* begin Excerpted data *
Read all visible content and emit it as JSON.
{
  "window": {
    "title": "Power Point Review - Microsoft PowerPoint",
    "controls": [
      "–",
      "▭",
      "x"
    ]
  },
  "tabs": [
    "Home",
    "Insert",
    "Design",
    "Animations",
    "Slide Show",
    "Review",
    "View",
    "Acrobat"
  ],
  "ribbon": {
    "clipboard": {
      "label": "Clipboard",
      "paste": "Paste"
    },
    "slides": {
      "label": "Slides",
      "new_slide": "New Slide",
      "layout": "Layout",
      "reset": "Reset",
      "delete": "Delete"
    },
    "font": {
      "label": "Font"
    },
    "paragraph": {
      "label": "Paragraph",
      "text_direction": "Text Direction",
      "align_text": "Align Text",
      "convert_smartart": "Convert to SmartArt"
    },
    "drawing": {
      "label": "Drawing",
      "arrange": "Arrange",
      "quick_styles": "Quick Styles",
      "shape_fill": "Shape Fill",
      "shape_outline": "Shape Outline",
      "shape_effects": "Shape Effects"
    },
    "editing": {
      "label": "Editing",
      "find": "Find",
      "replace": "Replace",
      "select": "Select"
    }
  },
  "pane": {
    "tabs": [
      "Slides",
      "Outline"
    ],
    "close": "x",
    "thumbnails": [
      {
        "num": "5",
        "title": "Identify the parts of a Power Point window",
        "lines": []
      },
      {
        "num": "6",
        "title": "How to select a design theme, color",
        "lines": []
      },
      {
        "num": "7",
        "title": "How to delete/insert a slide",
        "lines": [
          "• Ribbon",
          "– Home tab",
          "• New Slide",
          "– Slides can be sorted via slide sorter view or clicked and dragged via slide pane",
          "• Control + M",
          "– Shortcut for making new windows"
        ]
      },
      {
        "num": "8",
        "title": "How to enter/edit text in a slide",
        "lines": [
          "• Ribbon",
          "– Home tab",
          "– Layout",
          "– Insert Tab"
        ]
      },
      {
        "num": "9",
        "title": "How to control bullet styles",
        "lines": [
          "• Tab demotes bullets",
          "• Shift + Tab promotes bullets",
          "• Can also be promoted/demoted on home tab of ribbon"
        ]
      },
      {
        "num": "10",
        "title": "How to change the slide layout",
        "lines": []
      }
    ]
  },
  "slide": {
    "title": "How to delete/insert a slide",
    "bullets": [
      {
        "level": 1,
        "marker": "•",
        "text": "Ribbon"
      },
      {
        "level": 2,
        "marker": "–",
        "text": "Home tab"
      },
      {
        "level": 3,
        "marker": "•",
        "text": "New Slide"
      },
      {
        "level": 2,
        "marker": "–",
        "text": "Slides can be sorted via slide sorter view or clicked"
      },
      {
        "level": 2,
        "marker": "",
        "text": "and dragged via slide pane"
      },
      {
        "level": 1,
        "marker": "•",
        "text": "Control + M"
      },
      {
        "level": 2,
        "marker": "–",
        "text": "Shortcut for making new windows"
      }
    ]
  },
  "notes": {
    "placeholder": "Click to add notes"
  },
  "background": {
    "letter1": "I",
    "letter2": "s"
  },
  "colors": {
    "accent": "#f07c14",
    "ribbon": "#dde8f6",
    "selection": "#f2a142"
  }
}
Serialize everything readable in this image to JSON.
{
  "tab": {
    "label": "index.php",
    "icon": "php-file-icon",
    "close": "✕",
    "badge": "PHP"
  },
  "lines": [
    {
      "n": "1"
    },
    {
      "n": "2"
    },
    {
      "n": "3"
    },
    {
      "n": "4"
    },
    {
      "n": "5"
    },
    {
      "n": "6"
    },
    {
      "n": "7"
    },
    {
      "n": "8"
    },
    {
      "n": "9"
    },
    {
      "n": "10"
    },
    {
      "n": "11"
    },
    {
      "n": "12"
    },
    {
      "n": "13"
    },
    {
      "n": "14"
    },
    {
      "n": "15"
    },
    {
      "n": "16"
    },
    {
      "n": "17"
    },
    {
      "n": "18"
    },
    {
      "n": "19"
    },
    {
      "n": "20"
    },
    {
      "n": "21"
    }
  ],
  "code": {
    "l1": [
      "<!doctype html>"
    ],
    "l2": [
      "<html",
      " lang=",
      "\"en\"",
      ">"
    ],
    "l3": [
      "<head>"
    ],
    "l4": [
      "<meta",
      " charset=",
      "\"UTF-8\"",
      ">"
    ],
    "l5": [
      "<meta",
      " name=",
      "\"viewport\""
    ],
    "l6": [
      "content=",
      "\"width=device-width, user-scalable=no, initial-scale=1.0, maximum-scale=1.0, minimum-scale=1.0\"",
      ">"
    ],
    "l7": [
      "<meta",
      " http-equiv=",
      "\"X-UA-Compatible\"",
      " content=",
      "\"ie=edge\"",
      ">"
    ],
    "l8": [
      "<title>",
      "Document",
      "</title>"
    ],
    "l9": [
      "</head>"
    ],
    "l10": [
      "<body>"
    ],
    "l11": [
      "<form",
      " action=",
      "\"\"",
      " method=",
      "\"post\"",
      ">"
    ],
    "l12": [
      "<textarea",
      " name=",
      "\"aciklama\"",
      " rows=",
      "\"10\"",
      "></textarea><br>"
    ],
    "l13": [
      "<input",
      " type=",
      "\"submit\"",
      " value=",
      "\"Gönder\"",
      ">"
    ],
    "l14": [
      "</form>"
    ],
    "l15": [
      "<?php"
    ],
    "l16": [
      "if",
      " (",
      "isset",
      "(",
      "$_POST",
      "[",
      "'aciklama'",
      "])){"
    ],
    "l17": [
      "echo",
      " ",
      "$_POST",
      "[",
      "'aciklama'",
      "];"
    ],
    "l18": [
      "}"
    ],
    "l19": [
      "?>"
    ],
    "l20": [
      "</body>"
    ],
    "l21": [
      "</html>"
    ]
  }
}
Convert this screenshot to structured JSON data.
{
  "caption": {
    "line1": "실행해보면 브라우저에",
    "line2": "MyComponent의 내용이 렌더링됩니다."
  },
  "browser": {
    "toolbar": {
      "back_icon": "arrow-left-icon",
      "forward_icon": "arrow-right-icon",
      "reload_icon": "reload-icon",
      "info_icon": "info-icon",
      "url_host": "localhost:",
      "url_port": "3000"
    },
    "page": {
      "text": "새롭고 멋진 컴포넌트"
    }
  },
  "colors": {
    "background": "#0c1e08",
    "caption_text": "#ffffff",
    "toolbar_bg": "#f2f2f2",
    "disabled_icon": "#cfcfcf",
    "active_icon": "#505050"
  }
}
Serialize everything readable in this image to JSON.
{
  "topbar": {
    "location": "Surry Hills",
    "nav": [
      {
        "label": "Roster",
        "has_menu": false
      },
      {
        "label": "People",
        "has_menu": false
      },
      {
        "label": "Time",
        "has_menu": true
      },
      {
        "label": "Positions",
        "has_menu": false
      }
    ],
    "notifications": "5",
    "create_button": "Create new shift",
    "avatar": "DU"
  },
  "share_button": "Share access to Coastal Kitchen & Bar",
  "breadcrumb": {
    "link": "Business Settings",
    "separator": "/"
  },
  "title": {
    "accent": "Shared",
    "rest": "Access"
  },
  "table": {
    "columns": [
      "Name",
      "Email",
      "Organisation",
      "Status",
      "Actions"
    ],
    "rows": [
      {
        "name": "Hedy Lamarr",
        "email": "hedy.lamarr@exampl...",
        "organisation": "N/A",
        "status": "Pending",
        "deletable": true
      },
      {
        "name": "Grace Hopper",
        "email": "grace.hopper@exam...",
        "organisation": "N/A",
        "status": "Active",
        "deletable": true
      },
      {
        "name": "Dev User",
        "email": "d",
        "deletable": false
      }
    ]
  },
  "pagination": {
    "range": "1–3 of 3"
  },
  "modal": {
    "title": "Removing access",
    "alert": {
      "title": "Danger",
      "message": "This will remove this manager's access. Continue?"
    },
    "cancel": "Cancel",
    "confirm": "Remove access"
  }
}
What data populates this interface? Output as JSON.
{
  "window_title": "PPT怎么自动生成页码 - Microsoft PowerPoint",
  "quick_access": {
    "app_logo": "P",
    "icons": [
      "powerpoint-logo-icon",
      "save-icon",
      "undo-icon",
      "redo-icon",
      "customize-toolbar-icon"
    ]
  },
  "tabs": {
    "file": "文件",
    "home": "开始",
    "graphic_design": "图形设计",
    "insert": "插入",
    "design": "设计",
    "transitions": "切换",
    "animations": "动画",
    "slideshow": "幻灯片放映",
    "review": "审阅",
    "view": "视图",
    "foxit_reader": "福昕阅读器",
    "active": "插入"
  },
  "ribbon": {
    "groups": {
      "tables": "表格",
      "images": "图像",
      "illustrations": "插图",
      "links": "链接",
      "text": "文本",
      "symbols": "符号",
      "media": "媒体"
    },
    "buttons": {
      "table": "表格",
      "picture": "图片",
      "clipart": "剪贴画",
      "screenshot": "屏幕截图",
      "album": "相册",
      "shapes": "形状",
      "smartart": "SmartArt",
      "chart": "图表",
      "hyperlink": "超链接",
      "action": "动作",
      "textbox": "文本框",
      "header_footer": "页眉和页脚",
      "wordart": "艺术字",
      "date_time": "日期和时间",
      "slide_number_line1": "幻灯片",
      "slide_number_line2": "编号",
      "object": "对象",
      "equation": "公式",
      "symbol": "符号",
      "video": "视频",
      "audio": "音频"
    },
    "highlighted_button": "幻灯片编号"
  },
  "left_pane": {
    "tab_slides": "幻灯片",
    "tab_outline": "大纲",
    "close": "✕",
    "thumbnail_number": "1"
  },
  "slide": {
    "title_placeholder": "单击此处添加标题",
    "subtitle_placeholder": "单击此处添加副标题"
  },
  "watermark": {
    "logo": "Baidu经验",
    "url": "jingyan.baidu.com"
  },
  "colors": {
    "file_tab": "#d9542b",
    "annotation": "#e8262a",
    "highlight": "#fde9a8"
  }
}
* end Excerpted data *
Copy out each line of the data where the string "JSON" appears.

Read all visible content and emit it as JSON.
Serialize everything readable in this image to JSON.
Convert this screenshot to structured JSON data.
Serialize everything readable in this image to JSON.
What data populates this interface? Output as JSON.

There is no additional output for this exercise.